[What is asked] Go through the data below. Pull out every line that has the word "burst".

[Supplied data]

▽

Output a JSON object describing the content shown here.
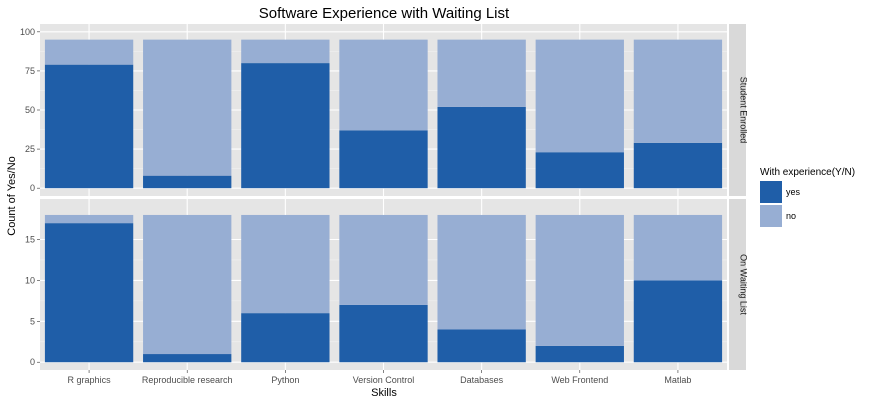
{
  "chart_data": {
    "type": "bar",
    "stacked": true,
    "faceted": true,
    "title": "Software Experience with Waiting List",
    "xlabel": "Skills",
    "ylabel": "Count of Yes/No",
    "categories": [
      "R graphics",
      "Reproducible research",
      "Python",
      "Version Control",
      "Databases",
      "Web Frontend",
      "Matlab"
    ],
    "legend": {
      "title": "With experience(Y/N)",
      "position": "right",
      "entries": [
        {
          "label": "yes",
          "color": "#1f5ea8"
        },
        {
          "label": "no",
          "color": "#97aed3"
        }
      ]
    },
    "facets": [
      {
        "label": "Student Enrolled",
        "ylim": [
          0,
          100
        ],
        "yticks": [
          0,
          25,
          50,
          75,
          100
        ],
        "series": [
          {
            "name": "yes",
            "values": [
              79,
              8,
              80,
              37,
              52,
              23,
              29
            ]
          },
          {
            "name": "no",
            "values": [
              16,
              87,
              15,
              58,
              43,
              72,
              66
            ]
          }
        ]
      },
      {
        "label": "On Waiting List",
        "ylim": [
          0,
          19
        ],
        "yticks": [
          0,
          5,
          10,
          15
        ],
        "series": [
          {
            "name": "yes",
            "values": [
              17,
              1,
              6,
              7,
              4,
              2,
              10
            ]
          },
          {
            "name": "no",
            "values": [
              1,
              17,
              12,
              11,
              14,
              16,
              8
            ]
          }
        ]
      }
    ],
    "grid": true,
    "panel_background": "#e5e5e5",
    "strip_background": "#d9d9d9"
  }
}
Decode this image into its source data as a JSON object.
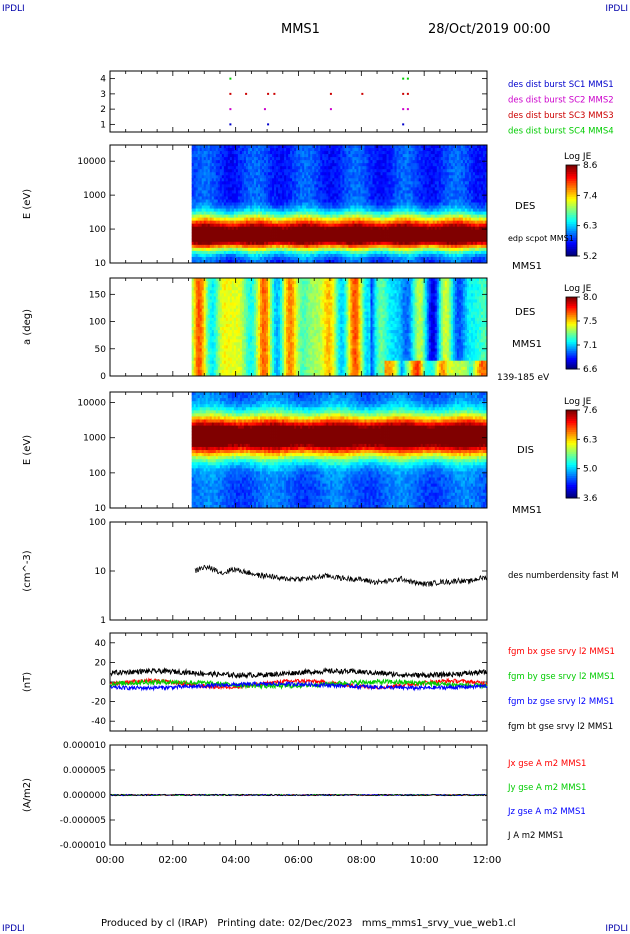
{
  "header": {
    "corner_label": "IPDLI",
    "title": "MMS1",
    "date": "28/Oct/2019 00:00"
  },
  "footer": {
    "text": "Produced by cl (IRAP)   Printing date: 02/Dec/2023   mms_mms1_srvy_vue_web1.cl"
  },
  "colors": {
    "red": "#ff0000",
    "green": "#00cc00",
    "blue": "#0000ff",
    "magenta": "#cc00cc",
    "black": "#000000"
  },
  "chart_data": [
    {
      "type": "scatter",
      "panel": "burst",
      "ylim": [
        0.5,
        4.5
      ],
      "yticks": [
        "1",
        "2",
        "3",
        "4"
      ],
      "series": [
        {
          "name": "des dist burst SC1 MMS1",
          "color": "#0000cc",
          "level": 1,
          "x_hours": [
            3.8,
            5.0,
            9.3
          ]
        },
        {
          "name": "des dist burst SC2 MMS2",
          "color": "#cc00cc",
          "level": 2,
          "x_hours": [
            3.8,
            4.9,
            7.0,
            9.3,
            9.45
          ]
        },
        {
          "name": "des dist burst SC3 MMS3",
          "color": "#cc0000",
          "level": 3,
          "x_hours": [
            3.8,
            4.3,
            5.0,
            5.2,
            7.0,
            8.0,
            9.3,
            9.45
          ]
        },
        {
          "name": "des dist burst SC4 MMS4",
          "color": "#00cc00",
          "level": 4,
          "x_hours": [
            3.8,
            9.3,
            9.45
          ]
        }
      ]
    },
    {
      "type": "heatmap",
      "panel": "des-energy",
      "ylabel": "E (eV)",
      "yscale": "log",
      "ylim": [
        10,
        30000
      ],
      "yticks": [
        "10",
        "100",
        "1000",
        "10000"
      ],
      "start_hour": 2.6,
      "colorbar": {
        "title": "Log JE",
        "ticks": [
          "8.6",
          "7.4",
          "6.3",
          "5.2"
        ]
      },
      "right_labels": [
        "DES",
        "MMS1"
      ],
      "overlay_label": "edp scpot MMS1"
    },
    {
      "type": "heatmap",
      "panel": "des-pitch",
      "ylabel": "a (deg)",
      "ylim": [
        0,
        180
      ],
      "yticks": [
        "0",
        "50",
        "100",
        "150"
      ],
      "start_hour": 2.6,
      "colorbar": {
        "title": "Log JE",
        "ticks": [
          "8.0",
          "7.5",
          "7.1",
          "6.6"
        ]
      },
      "right_labels": [
        "DES",
        "MMS1",
        "139-185 eV"
      ]
    },
    {
      "type": "heatmap",
      "panel": "dis-energy",
      "ylabel": "E (eV)",
      "yscale": "log",
      "ylim": [
        10,
        20000
      ],
      "yticks": [
        "10",
        "100",
        "1000",
        "10000"
      ],
      "start_hour": 2.6,
      "colorbar": {
        "title": "Log JE",
        "ticks": [
          "7.6",
          "6.3",
          "5.0",
          "3.6"
        ]
      },
      "right_labels": [
        "DIS",
        "MMS1"
      ]
    },
    {
      "type": "line",
      "panel": "density",
      "ylabel": "(cm^-3)",
      "yscale": "log",
      "ylim": [
        1,
        100
      ],
      "yticks": [
        "1",
        "10",
        "100"
      ],
      "series": [
        {
          "name": "des numberdensity fast M",
          "color": "#000000",
          "x": [
            2.7,
            3.0,
            3.3,
            3.6,
            3.9,
            4.2,
            4.5,
            4.8,
            5.1,
            5.4,
            5.7,
            6.0,
            6.3,
            6.6,
            6.9,
            7.2,
            7.5,
            7.8,
            8.1,
            8.4,
            8.7,
            9.0,
            9.3,
            9.6,
            9.9,
            10.2,
            10.5,
            10.8,
            11.1,
            11.4,
            11.7,
            12.0
          ],
          "values": [
            10,
            12,
            11,
            9,
            11,
            10,
            9,
            8,
            8,
            7,
            7,
            7,
            7,
            7.5,
            8,
            7.5,
            7,
            7,
            6.5,
            6,
            6,
            6.5,
            7,
            6,
            5.5,
            5.5,
            6,
            6,
            6.5,
            6,
            7,
            7.5
          ]
        }
      ]
    },
    {
      "type": "line",
      "panel": "magnetic",
      "ylabel": "(nT)",
      "ylim": [
        -50,
        50
      ],
      "yticks": [
        "-40",
        "-20",
        "0",
        "20",
        "40"
      ],
      "series": [
        {
          "name": "fgm bx gse srvy l2 MMS1",
          "color": "#ff0000"
        },
        {
          "name": "fgm by gse srvy l2 MMS1",
          "color": "#00cc00"
        },
        {
          "name": "fgm bz gse srvy l2 MMS1",
          "color": "#0000ff"
        },
        {
          "name": "fgm bt gse srvy l2 MMS1",
          "color": "#000000"
        }
      ]
    },
    {
      "type": "line",
      "panel": "current",
      "ylabel": "(A/m2)",
      "ylim": [
        -1e-05,
        1e-05
      ],
      "yticks": [
        "-0.000010",
        "-0.000005",
        "0.000000",
        "0.000005",
        "0.000010"
      ],
      "series": [
        {
          "name": "Jx gse A m2 MMS1",
          "color": "#ff0000"
        },
        {
          "name": "Jy gse A m2 MMS1",
          "color": "#00cc00"
        },
        {
          "name": "Jz gse A m2 MMS1",
          "color": "#0000ff"
        },
        {
          "name": "J A m2 MMS1",
          "color": "#000000"
        }
      ]
    }
  ],
  "xaxis": {
    "ticks": [
      "00:00",
      "02:00",
      "04:00",
      "06:00",
      "08:00",
      "10:00",
      "12:00"
    ],
    "range_hours": [
      0,
      12
    ]
  }
}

△

[Output of the exercise]
      "panel": "burst",
          "name": "des dist burst SC1 MMS1",
          "name": "des dist burst SC2 MMS2",
          "name": "des dist burst SC3 MMS3",
          "name": "des dist burst SC4 MMS4",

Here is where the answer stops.